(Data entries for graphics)
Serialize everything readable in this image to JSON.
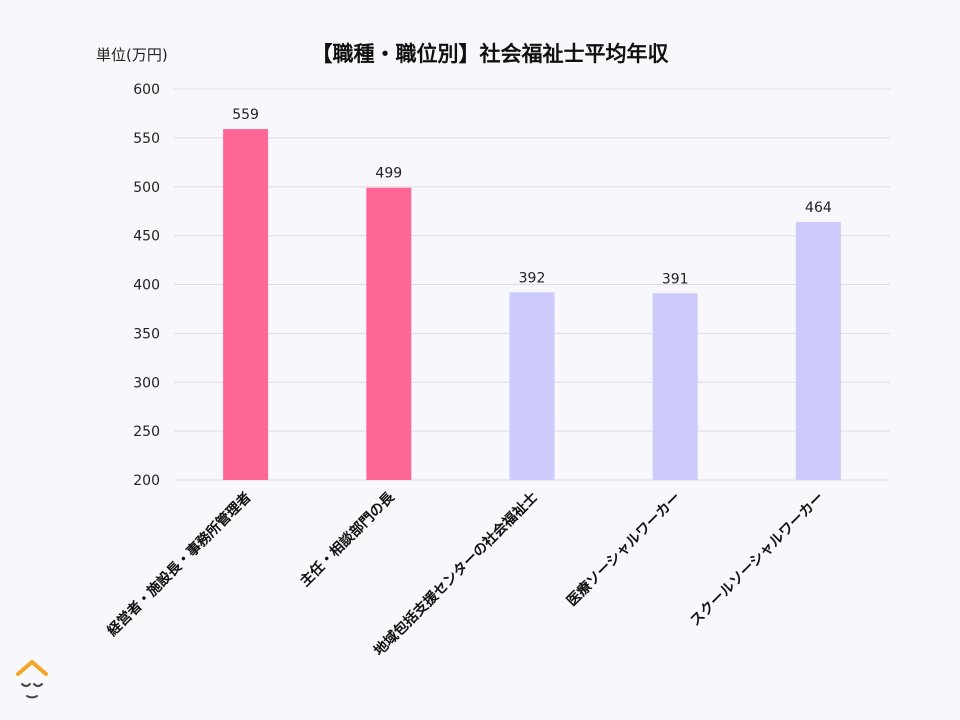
{
  "unit_label": "単位(万円)",
  "chart_data": {
    "type": "bar",
    "title": "【職種・職位別】社会福祉士平均年収",
    "xlabel": "",
    "ylabel": "",
    "ylim": [
      200,
      600
    ],
    "yticks": [
      200,
      250,
      300,
      350,
      400,
      450,
      500,
      550,
      600
    ],
    "grid": true,
    "categories": [
      "経営者・施設長・事務所管理者",
      "主任・相談部門の長",
      "地域包括支援センターの社会福祉士",
      "医療ソーシャルワーカー",
      "スクールソーシャルワーカー"
    ],
    "values": [
      559,
      499,
      392,
      391,
      464
    ],
    "colors": [
      "#fe6696",
      "#fe6696",
      "#cccbfb",
      "#cccbfb",
      "#cccbfb"
    ]
  },
  "colors": {
    "background": "#f8f7fc",
    "grid": "#dcdce6",
    "logo": "#f5a623"
  }
}
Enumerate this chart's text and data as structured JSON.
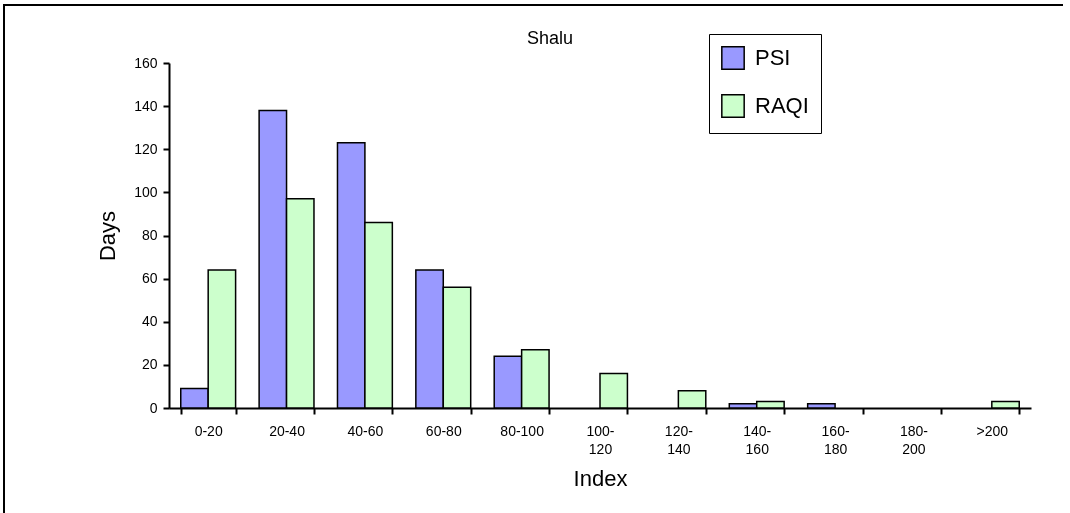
{
  "chart_data": {
    "type": "bar",
    "title": "Shalu",
    "xlabel": "Index",
    "ylabel": "Days",
    "categories": [
      "0-20",
      "20-40",
      "40-60",
      "60-80",
      "80-100",
      "100-120",
      "120-140",
      "140-160",
      "160-180",
      "180-200",
      ">200"
    ],
    "series": [
      {
        "name": "PSI",
        "color": "#9999ff",
        "values": [
          9,
          138,
          123,
          64,
          24,
          0,
          0,
          2,
          2,
          0,
          0
        ]
      },
      {
        "name": "RAQI",
        "color": "#ccffcc",
        "values": [
          64,
          97,
          86,
          56,
          27,
          16,
          8,
          3,
          0,
          0,
          3
        ]
      }
    ],
    "ylim": [
      0,
      160
    ],
    "yticks": [
      0,
      20,
      40,
      60,
      80,
      100,
      120,
      140,
      160
    ],
    "legend": "top right"
  }
}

- Directive
Leaving aside the images, write out the entries above word for word.

- Correct result
Serialize everything readable in this image to JSON.
{
  "unit_label": "単位(万円)",
  "chart_data": {
    "type": "bar",
    "title": "【職種・職位別】社会福祉士平均年収",
    "xlabel": "",
    "ylabel": "",
    "ylim": [
      200,
      600
    ],
    "yticks": [
      200,
      250,
      300,
      350,
      400,
      450,
      500,
      550,
      600
    ],
    "grid": true,
    "categories": [
      "経営者・施設長・事務所管理者",
      "主任・相談部門の長",
      "地域包括支援センターの社会福祉士",
      "医療ソーシャルワーカー",
      "スクールソーシャルワーカー"
    ],
    "values": [
      559,
      499,
      392,
      391,
      464
    ],
    "colors": [
      "#fe6696",
      "#fe6696",
      "#cccbfb",
      "#cccbfb",
      "#cccbfb"
    ]
  },
  "colors": {
    "background": "#f8f7fc",
    "grid": "#dcdce6",
    "logo": "#f5a623"
  }
}
Enumerate this chart's text and data as structured JSON.
{
  "chart_data": {
    "type": "bar",
    "title": "Shalu",
    "xlabel": "Index",
    "ylabel": "Days",
    "categories": [
      "0-20",
      "20-40",
      "40-60",
      "60-80",
      "80-100",
      "100-120",
      "120-140",
      "140-160",
      "160-180",
      "180-200",
      ">200"
    ],
    "series": [
      {
        "name": "PSI",
        "color": "#9999ff",
        "values": [
          9,
          138,
          123,
          64,
          24,
          0,
          0,
          2,
          2,
          0,
          0
        ]
      },
      {
        "name": "RAQI",
        "color": "#ccffcc",
        "values": [
          64,
          97,
          86,
          56,
          27,
          16,
          8,
          3,
          0,
          0,
          3
        ]
      }
    ],
    "ylim": [
      0,
      160
    ],
    "yticks": [
      0,
      20,
      40,
      60,
      80,
      100,
      120,
      140,
      160
    ],
    "legend": "top right"
  }
}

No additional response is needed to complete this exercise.